** Work required **
In every line of the rows below, substitute "valence-electron" for each occurrence of "electron" and leave everything else unchanged.

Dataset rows
######

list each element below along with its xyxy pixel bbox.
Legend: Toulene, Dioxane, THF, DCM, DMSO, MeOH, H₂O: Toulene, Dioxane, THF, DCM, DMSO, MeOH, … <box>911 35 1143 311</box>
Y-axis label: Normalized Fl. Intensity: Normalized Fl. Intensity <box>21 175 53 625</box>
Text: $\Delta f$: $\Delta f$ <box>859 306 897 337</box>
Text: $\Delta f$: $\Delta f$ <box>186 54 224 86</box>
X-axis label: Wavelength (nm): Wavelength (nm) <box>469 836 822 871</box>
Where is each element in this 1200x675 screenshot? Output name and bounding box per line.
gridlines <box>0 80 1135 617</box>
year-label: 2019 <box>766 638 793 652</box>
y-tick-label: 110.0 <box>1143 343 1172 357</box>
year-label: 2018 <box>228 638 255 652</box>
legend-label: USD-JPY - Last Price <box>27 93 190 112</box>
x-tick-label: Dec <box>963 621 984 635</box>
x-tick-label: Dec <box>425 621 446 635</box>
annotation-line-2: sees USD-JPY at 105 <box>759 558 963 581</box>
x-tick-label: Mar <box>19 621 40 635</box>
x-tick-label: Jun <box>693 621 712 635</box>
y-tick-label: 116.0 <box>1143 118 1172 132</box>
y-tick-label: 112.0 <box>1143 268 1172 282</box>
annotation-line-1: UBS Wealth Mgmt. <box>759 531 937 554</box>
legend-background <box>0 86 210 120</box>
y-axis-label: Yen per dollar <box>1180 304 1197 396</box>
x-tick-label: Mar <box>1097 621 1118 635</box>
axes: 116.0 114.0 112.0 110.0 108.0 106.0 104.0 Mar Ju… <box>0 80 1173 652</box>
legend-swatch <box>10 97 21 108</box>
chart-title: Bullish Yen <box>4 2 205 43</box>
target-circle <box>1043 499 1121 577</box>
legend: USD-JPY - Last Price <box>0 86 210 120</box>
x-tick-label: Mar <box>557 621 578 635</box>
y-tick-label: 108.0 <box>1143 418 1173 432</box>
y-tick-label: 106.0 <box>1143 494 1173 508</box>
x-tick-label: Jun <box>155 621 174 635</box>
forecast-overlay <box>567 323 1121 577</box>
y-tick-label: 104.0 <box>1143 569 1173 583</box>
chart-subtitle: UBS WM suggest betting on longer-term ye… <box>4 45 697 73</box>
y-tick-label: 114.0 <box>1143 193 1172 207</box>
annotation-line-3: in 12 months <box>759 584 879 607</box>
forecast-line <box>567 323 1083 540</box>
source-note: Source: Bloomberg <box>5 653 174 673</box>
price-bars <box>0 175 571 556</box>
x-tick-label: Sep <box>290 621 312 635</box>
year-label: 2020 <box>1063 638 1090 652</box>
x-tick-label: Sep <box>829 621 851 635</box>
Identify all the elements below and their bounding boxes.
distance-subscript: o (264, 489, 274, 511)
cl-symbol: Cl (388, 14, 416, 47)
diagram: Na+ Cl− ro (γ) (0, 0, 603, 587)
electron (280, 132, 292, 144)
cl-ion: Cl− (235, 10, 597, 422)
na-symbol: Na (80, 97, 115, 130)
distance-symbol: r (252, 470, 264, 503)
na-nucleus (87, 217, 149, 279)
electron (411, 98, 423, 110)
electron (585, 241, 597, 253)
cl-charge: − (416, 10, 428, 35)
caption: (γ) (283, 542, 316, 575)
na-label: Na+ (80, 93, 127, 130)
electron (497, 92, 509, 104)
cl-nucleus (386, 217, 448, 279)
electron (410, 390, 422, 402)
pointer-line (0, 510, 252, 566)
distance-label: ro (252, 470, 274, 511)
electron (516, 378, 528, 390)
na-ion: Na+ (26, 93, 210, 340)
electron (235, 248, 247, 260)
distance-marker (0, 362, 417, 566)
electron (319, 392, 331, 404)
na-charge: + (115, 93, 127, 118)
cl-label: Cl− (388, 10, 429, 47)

######

** Result below **
list each element below along with its xyxy pixel bbox.
Legend: Toulene, Dioxane, THF, DCM, DMSO, MeOH, H₂O: Toulene, Dioxane, THF, DCM, DMSO, MeOH, … <box>911 35 1143 311</box>
Y-axis label: Normalized Fl. Intensity: Normalized Fl. Intensity <box>21 175 53 625</box>
Text: $\Delta f$: $\Delta f$ <box>859 306 897 337</box>
Text: $\Delta f$: $\Delta f$ <box>186 54 224 86</box>
X-axis label: Wavelength (nm): Wavelength (nm) <box>469 836 822 871</box>
Where is each element in this 1200x675 screenshot? Output name and bounding box per line.
gridlines <box>0 80 1135 617</box>
year-label: 2019 <box>766 638 793 652</box>
y-tick-label: 110.0 <box>1143 343 1172 357</box>
year-label: 2018 <box>228 638 255 652</box>
legend-label: USD-JPY - Last Price <box>27 93 190 112</box>
x-tick-label: Dec <box>963 621 984 635</box>
x-tick-label: Dec <box>425 621 446 635</box>
annotation-line-2: sees USD-JPY at 105 <box>759 558 963 581</box>
x-tick-label: Mar <box>19 621 40 635</box>
x-tick-label: Jun <box>693 621 712 635</box>
y-tick-label: 116.0 <box>1143 118 1172 132</box>
y-tick-label: 112.0 <box>1143 268 1172 282</box>
annotation-line-1: UBS Wealth Mgmt. <box>759 531 937 554</box>
legend-background <box>0 86 210 120</box>
y-axis-label: Yen per dollar <box>1180 304 1197 396</box>
x-tick-label: Mar <box>1097 621 1118 635</box>
axes: 116.0 114.0 112.0 110.0 108.0 106.0 104.0 Mar Ju… <box>0 80 1173 652</box>
legend-swatch <box>10 97 21 108</box>
chart-title: Bullish Yen <box>4 2 205 43</box>
target-circle <box>1043 499 1121 577</box>
legend: USD-JPY - Last Price <box>0 86 210 120</box>
x-tick-label: Mar <box>557 621 578 635</box>
y-tick-label: 108.0 <box>1143 418 1173 432</box>
y-tick-label: 106.0 <box>1143 494 1173 508</box>
x-tick-label: Jun <box>155 621 174 635</box>
forecast-overlay <box>567 323 1121 577</box>
y-tick-label: 104.0 <box>1143 569 1173 583</box>
chart-subtitle: UBS WM suggest betting on longer-term ye… <box>4 45 697 73</box>
y-tick-label: 114.0 <box>1143 193 1172 207</box>
annotation-line-3: in 12 months <box>759 584 879 607</box>
forecast-line <box>567 323 1083 540</box>
source-note: Source: Bloomberg <box>5 653 174 673</box>
price-bars <box>0 175 571 556</box>
x-tick-label: Sep <box>290 621 312 635</box>
year-label: 2020 <box>1063 638 1090 652</box>
x-tick-label: Sep <box>829 621 851 635</box>
Identify all the elements below and their bounding boxes.
distance-subscript: o (264, 489, 274, 511)
cl-symbol: Cl (388, 14, 416, 47)
diagram: Na+ Cl− ro (γ) (0, 0, 603, 587)
valence-electron (280, 132, 292, 144)
cl-ion: Cl− (235, 10, 597, 422)
na-symbol: Na (80, 97, 115, 130)
distance-symbol: r (252, 470, 264, 503)
na-nucleus (87, 217, 149, 279)
valence-electron (411, 98, 423, 110)
valence-electron (585, 241, 597, 253)
cl-charge: − (416, 10, 428, 35)
caption: (γ) (283, 542, 316, 575)
na-label: Na+ (80, 93, 127, 130)
valence-electron (497, 92, 509, 104)
cl-nucleus (386, 217, 448, 279)
valence-electron (410, 390, 422, 402)
pointer-line (0, 510, 252, 566)
distance-label: ro (252, 470, 274, 511)
valence-electron (516, 378, 528, 390)
na-ion: Na+ (26, 93, 210, 340)
valence-electron (235, 248, 247, 260)
distance-marker (0, 362, 417, 566)
valence-electron (319, 392, 331, 404)
na-charge: + (115, 93, 127, 118)
cl-label: Cl− (388, 10, 429, 47)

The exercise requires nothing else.